● **WHAT TO DO**
Pick out all lines of the entries that include the word "this" and copy them.

--*--

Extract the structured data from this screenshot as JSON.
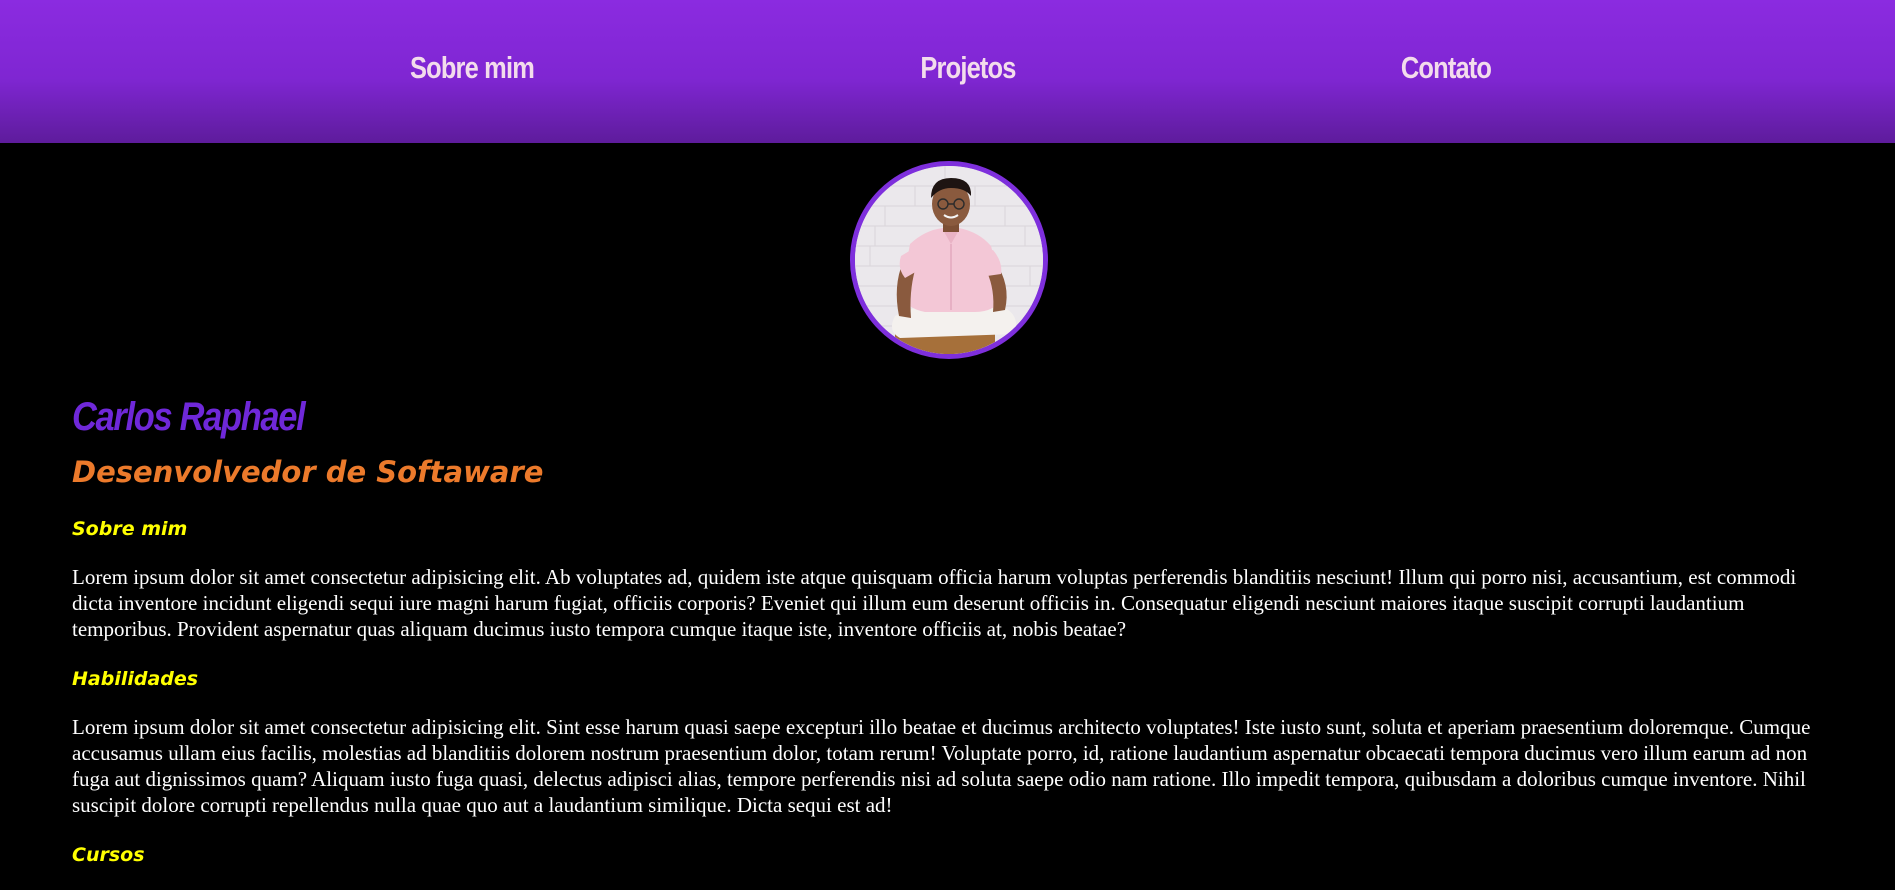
{
  "nav": {
    "items": [
      {
        "label": "Sobre mim"
      },
      {
        "label": "Projetos"
      },
      {
        "label": "Contato"
      }
    ]
  },
  "profile": {
    "name": "Carlos Raphael",
    "role": "Desenvolvedor de Softaware"
  },
  "sections": [
    {
      "title": "Sobre mim",
      "text": "Lorem ipsum dolor sit amet consectetur adipisicing elit. Ab voluptates ad, quidem iste atque quisquam officia harum voluptas perferendis blanditiis nesciunt! Illum qui porro nisi, accusantium, est commodi dicta inventore incidunt eligendi sequi iure magni harum fugiat, officiis corporis? Eveniet qui illum eum deserunt officiis in. Consequatur eligendi nesciunt maiores itaque suscipit corrupti laudantium temporibus. Provident aspernatur quas aliquam ducimus iusto tempora cumque itaque iste, inventore officiis at, nobis beatae?"
    },
    {
      "title": "Habilidades",
      "text": "Lorem ipsum dolor sit amet consectetur adipisicing elit. Sint esse harum quasi saepe excepturi illo beatae et ducimus architecto voluptates! Iste iusto sunt, soluta et aperiam praesentium doloremque. Cumque accusamus ullam eius facilis, molestias ad blanditiis dolorem nostrum praesentium dolor, totam rerum! Voluptate porro, id, ratione laudantium aspernatur obcaecati tempora ducimus vero illum earum ad non fuga aut dignissimos quam? Aliquam iusto fuga quasi, delectus adipisci alias, tempore perferendis nisi ad soluta saepe odio nam ratione. Illo impedit tempora, quibusdam a doloribus cumque inventore. Nihil suscipit dolore corrupti repellendus nulla quae quo aut a laudantium similique. Dicta sequi est ad!"
    },
    {
      "title": "Cursos"
    }
  ],
  "colors": {
    "nav_top": "#8b2be0",
    "nav_bottom": "#5e1c9c",
    "nav_text": "#f3dcec",
    "name": "#6f28d9",
    "role": "#ec7a2b",
    "section_title": "#ffff00",
    "avatar_border": "#7e2fdc"
  }
}
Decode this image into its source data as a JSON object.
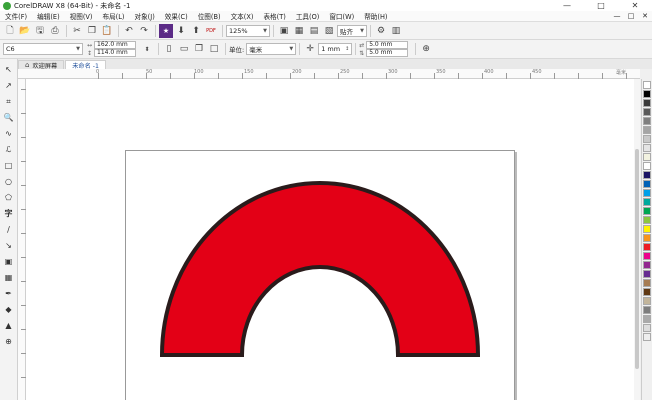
{
  "window": {
    "title": "CorelDRAW X8 (64-Bit) - 未命名 -1",
    "controls": [
      "—",
      "□",
      "✕"
    ]
  },
  "menu": {
    "items": [
      {
        "label": "文件(F)"
      },
      {
        "label": "编辑(E)"
      },
      {
        "label": "视图(V)"
      },
      {
        "label": "布局(L)"
      },
      {
        "label": "对象(J)"
      },
      {
        "label": "效果(C)"
      },
      {
        "label": "位图(B)"
      },
      {
        "label": "文本(X)"
      },
      {
        "label": "表格(T)"
      },
      {
        "label": "工具(O)"
      },
      {
        "label": "窗口(W)"
      },
      {
        "label": "帮助(H)"
      }
    ],
    "right_controls": [
      "—",
      "□",
      "✕"
    ]
  },
  "toolbar": {
    "zoom_value": "125%",
    "snap_label": "贴齐",
    "pdf_label": "PDF"
  },
  "propertybar": {
    "page_size": "C6",
    "width": "162.0 mm",
    "height": "114.0 mm",
    "units_label": "单位:",
    "units_value": "毫米",
    "nudge": "1 mm",
    "dup_x": "5.0 mm",
    "dup_y": "5.0 mm"
  },
  "tabs": [
    {
      "label": "欢迎屏幕",
      "active": false
    },
    {
      "label": "未命名 -1",
      "active": true
    }
  ],
  "ruler": {
    "h_labels": [
      {
        "text": "0"
      },
      {
        "text": "50"
      },
      {
        "text": "100"
      },
      {
        "text": "150"
      },
      {
        "text": "200"
      },
      {
        "text": "250"
      },
      {
        "text": "300"
      },
      {
        "text": "350"
      },
      {
        "text": "400"
      },
      {
        "text": "450"
      },
      {
        "text": "毫米"
      }
    ]
  },
  "shape": {
    "fill": "#e30016",
    "stroke": "#2a1b1b"
  },
  "palette": [
    "#ffffff",
    "#000000",
    "#3a3a3a",
    "#595959",
    "#7f7f7f",
    "#a5a5a5",
    "#c9c9c9",
    "#e5e5e5",
    "#f2f2e0",
    "#ffffff",
    "#1b1464",
    "#0060b6",
    "#00a0e9",
    "#00a99d",
    "#00a651",
    "#8dc63f",
    "#fff200",
    "#f7941d",
    "#ed1c24",
    "#ec008c",
    "#92278f",
    "#662d91",
    "#a67c52",
    "#603913",
    "#c2b59b",
    "#7d7d7d",
    "#aaaaaa",
    "#dddddd",
    "#eeeeee"
  ]
}
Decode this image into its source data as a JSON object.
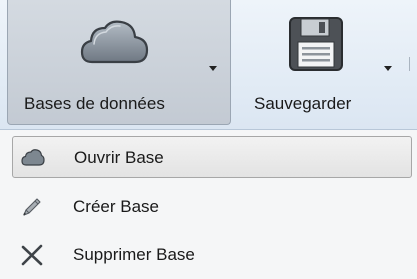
{
  "ribbon": {
    "databases": {
      "label": "Bases de données",
      "icon": "cloud-icon"
    },
    "save": {
      "label": "Sauvegarder",
      "icon": "floppy-disk-icon"
    }
  },
  "menu": {
    "items": [
      {
        "label": "Ouvrir Base",
        "icon": "cloud-icon"
      },
      {
        "label": "Créer Base",
        "icon": "pencil-icon"
      },
      {
        "label": "Supprimer Base",
        "icon": "delete-x-icon"
      }
    ]
  },
  "colors": {
    "ribbon_bg": "#e4edf6",
    "active_button_bg": "#cdd3da",
    "menu_hover_bg": "#ebebeb"
  }
}
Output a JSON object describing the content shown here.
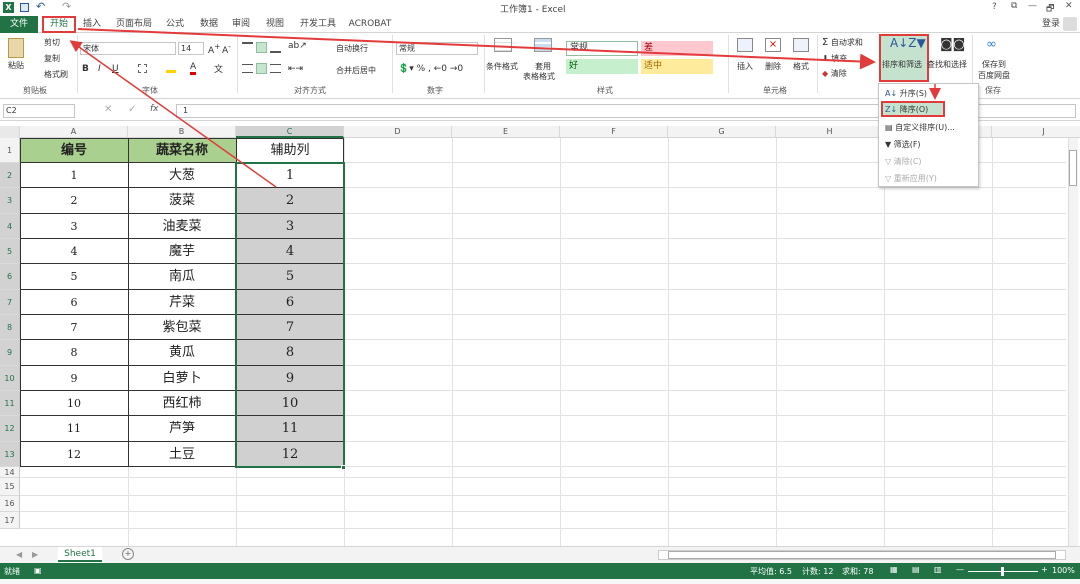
{
  "title": "工作簿1 - Excel",
  "window_controls": {
    "help": "?",
    "restore": "⧉",
    "minimize": "—",
    "maximize": "🗗",
    "close": "✕"
  },
  "login": "登录",
  "tabs": {
    "file": "文件",
    "home": "开始",
    "insert": "插入",
    "layout": "页面布局",
    "formula": "公式",
    "data": "数据",
    "review": "审阅",
    "view": "视图",
    "dev": "开发工具",
    "acrobat": "ACROBAT"
  },
  "ribbon": {
    "paste": "粘贴",
    "cut": "剪切",
    "copy": "复制",
    "format_painter": "格式刷",
    "clipboard": "剪贴板",
    "font_name": "宋体",
    "font_size": "14",
    "font_group": "字体",
    "wrap": "自动换行",
    "merge": "合并后居中",
    "align_group": "对齐方式",
    "num_format": "常规",
    "number_group": "数字",
    "cond_format": "条件格式",
    "table_format_1": "套用",
    "table_format_2": "表格格式",
    "style_normal": "常规",
    "style_bad": "差",
    "style_good": "好",
    "style_neutral": "适中",
    "styles_group": "样式",
    "insert": "插入",
    "delete": "删除",
    "format": "格式",
    "cells_group": "单元格",
    "autosum": "自动求和",
    "fill": "填充",
    "clear": "清除",
    "sort_filter": "排序和筛选",
    "find_select": "查找和选择",
    "save_baidu_1": "保存到",
    "save_baidu_2": "百度网盘",
    "save_group": "保存"
  },
  "sort_menu": {
    "asc": "升序(S)",
    "desc": "降序(O)",
    "custom": "自定义排序(U)...",
    "filter": "筛选(F)",
    "clear": "清除(C)",
    "reapply": "重新应用(Y)"
  },
  "formula_bar": {
    "name_box": "C2",
    "fx": "fx",
    "value": "1"
  },
  "columns": [
    "A",
    "B",
    "C",
    "D",
    "E",
    "F",
    "G",
    "H",
    "I",
    "J"
  ],
  "rows": [
    "1",
    "2",
    "3",
    "4",
    "5",
    "6",
    "7",
    "8",
    "9",
    "10",
    "11",
    "12",
    "13",
    "14",
    "15",
    "16",
    "17"
  ],
  "table": {
    "headers": [
      "编号",
      "蔬菜名称",
      "辅助列"
    ],
    "data": [
      [
        "1",
        "大葱",
        "1"
      ],
      [
        "2",
        "菠菜",
        "2"
      ],
      [
        "3",
        "油麦菜",
        "3"
      ],
      [
        "4",
        "魔芋",
        "4"
      ],
      [
        "5",
        "南瓜",
        "5"
      ],
      [
        "6",
        "芹菜",
        "6"
      ],
      [
        "7",
        "紫包菜",
        "7"
      ],
      [
        "8",
        "黄瓜",
        "8"
      ],
      [
        "9",
        "白萝卜",
        "9"
      ],
      [
        "10",
        "西红柿",
        "10"
      ],
      [
        "11",
        "芦笋",
        "11"
      ],
      [
        "12",
        "土豆",
        "12"
      ]
    ]
  },
  "sheet_tab": "Sheet1",
  "status": {
    "ready": "就绪",
    "average": "平均值: 6.5",
    "count": "计数: 12",
    "sum": "求和: 78",
    "zoom": "100%"
  },
  "colors": {
    "excel_green": "#217346",
    "header_green": "#a9d08e",
    "selection_gray": "#d0d0d0",
    "annotation_red": "#e23b3b"
  }
}
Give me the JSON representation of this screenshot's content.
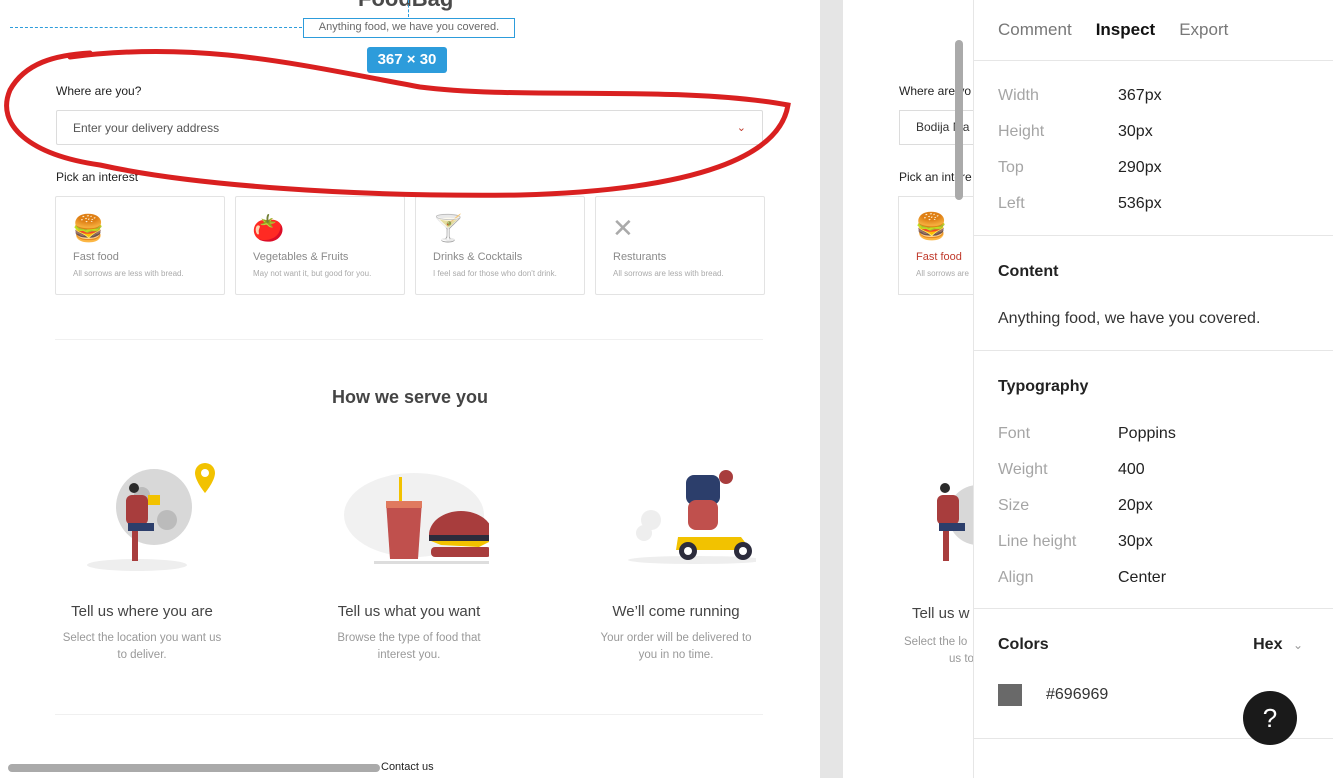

--*--

● **ANSWER TO THE PROBLEM**
Extract the structured data from this screenshot as JSON.
Decode this image into its source data as a JSON object.
Decode this image into its source data as a JSON object.
Give me the JSON representation of this screenshot's content.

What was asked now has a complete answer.